▸ **EXERCISE DETAILS**
Select the lines below containing the word "youtube".

▸ **INPUT FOR THIS TASK**

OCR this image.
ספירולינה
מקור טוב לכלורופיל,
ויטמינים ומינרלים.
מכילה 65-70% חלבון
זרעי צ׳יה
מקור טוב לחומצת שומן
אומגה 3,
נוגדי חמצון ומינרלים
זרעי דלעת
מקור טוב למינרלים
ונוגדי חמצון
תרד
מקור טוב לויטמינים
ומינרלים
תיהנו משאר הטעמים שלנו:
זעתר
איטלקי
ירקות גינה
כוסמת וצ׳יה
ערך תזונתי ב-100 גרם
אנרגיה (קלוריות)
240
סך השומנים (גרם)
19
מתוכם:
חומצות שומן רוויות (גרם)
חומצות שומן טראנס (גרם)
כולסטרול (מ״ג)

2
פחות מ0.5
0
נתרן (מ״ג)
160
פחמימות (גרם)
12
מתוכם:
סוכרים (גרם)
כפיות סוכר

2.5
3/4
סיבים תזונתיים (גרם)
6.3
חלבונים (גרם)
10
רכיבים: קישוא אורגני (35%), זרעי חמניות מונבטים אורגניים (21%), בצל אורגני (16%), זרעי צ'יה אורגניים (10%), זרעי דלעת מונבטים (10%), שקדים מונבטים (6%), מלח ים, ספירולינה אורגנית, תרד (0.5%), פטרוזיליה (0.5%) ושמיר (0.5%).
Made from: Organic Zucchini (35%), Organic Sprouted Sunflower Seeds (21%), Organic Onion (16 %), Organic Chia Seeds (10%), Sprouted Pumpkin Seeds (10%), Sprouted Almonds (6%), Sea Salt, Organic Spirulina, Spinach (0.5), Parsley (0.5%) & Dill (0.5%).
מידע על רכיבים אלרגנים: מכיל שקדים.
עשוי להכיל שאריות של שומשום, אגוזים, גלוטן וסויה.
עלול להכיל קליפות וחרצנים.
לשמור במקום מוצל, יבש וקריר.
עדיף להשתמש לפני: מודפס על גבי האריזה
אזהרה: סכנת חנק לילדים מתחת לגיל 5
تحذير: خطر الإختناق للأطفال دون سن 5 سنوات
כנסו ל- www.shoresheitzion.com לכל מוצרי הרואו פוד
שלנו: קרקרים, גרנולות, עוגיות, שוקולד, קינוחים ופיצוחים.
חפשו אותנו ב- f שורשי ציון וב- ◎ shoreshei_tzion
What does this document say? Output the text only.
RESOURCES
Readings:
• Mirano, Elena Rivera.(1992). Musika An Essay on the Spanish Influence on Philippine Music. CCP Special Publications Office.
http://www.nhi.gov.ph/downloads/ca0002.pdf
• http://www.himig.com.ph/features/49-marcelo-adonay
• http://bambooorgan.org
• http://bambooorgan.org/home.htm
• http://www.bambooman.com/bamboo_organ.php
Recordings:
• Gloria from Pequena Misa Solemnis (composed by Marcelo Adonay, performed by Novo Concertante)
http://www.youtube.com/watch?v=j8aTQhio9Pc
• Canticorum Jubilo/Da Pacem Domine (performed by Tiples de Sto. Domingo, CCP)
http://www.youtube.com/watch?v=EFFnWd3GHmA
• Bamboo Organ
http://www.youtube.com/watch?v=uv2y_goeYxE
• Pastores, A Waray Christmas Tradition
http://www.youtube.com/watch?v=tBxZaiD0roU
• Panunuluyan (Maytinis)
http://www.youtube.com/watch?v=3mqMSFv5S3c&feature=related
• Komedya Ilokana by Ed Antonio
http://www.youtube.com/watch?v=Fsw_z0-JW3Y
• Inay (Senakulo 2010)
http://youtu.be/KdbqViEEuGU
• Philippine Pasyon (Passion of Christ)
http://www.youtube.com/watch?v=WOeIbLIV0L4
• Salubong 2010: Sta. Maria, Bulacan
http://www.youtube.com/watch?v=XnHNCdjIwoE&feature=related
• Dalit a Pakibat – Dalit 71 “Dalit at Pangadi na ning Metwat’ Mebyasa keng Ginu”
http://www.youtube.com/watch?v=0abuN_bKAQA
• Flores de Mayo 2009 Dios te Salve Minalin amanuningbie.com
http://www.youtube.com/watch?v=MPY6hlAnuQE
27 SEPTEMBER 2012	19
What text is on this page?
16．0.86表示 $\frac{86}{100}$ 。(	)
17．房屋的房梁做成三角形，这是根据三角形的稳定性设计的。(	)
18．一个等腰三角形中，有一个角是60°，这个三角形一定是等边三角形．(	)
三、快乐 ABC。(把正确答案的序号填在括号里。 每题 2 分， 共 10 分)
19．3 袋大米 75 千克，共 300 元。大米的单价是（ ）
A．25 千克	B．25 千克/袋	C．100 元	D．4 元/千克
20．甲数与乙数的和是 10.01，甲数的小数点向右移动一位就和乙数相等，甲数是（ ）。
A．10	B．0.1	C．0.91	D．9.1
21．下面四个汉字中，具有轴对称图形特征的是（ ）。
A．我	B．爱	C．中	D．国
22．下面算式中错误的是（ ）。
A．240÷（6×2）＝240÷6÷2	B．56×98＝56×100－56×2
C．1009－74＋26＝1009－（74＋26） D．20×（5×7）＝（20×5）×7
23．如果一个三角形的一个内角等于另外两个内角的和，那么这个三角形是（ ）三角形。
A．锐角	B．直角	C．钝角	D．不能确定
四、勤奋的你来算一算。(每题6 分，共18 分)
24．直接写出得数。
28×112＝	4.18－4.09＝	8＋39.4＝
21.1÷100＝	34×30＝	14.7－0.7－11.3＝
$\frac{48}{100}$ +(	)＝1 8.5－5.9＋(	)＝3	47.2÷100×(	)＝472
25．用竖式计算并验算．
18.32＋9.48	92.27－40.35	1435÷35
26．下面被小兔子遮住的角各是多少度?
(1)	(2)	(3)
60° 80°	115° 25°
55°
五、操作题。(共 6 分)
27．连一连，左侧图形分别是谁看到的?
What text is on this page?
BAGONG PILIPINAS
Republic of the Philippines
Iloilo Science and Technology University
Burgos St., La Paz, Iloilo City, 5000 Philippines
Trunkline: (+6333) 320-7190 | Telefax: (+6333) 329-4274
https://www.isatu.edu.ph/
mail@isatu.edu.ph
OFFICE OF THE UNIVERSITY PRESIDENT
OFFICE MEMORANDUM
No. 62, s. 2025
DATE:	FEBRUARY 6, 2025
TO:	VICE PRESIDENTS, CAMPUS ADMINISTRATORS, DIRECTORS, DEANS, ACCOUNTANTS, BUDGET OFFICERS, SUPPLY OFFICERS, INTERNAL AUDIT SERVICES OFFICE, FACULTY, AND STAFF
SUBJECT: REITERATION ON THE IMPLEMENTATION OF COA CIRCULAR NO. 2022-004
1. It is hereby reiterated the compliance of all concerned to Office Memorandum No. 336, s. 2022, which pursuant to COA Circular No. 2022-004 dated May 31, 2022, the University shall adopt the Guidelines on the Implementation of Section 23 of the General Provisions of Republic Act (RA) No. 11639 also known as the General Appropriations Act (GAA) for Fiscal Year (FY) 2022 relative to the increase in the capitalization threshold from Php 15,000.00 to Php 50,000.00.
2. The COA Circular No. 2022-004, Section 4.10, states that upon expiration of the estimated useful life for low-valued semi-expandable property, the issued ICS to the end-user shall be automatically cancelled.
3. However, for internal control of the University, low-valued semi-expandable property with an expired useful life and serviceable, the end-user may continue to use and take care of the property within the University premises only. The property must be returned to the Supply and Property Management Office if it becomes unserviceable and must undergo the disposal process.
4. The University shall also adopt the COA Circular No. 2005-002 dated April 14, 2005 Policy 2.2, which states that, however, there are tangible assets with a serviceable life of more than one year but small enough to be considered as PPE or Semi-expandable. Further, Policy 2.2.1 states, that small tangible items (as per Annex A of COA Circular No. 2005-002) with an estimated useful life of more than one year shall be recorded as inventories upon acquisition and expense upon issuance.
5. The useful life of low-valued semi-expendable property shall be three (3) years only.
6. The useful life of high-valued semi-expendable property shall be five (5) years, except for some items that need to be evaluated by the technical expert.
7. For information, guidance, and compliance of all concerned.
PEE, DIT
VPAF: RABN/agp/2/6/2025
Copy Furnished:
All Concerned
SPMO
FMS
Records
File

▸ **SOLUTION FOR THIS TASK**
http://www.youtube.com/watch?v=j8aTQhio9Pc
http://www.youtube.com/watch?v=EFFnWd3GHmA
http://www.youtube.com/watch?v=uv2y_goeYxE
http://www.youtube.com/watch?v=tBxZaiD0roU
http://www.youtube.com/watch?v=3mqMSFv5S3c&feature=related
http://www.youtube.com/watch?v=Fsw_z0-JW3Y
http://www.youtube.com/watch?v=WOeIbLIV0L4
http://www.youtube.com/watch?v=XnHNCdjIwoE&feature=related
http://www.youtube.com/watch?v=0abuN_bKAQA
http://www.youtube.com/watch?v=MPY6hlAnuQE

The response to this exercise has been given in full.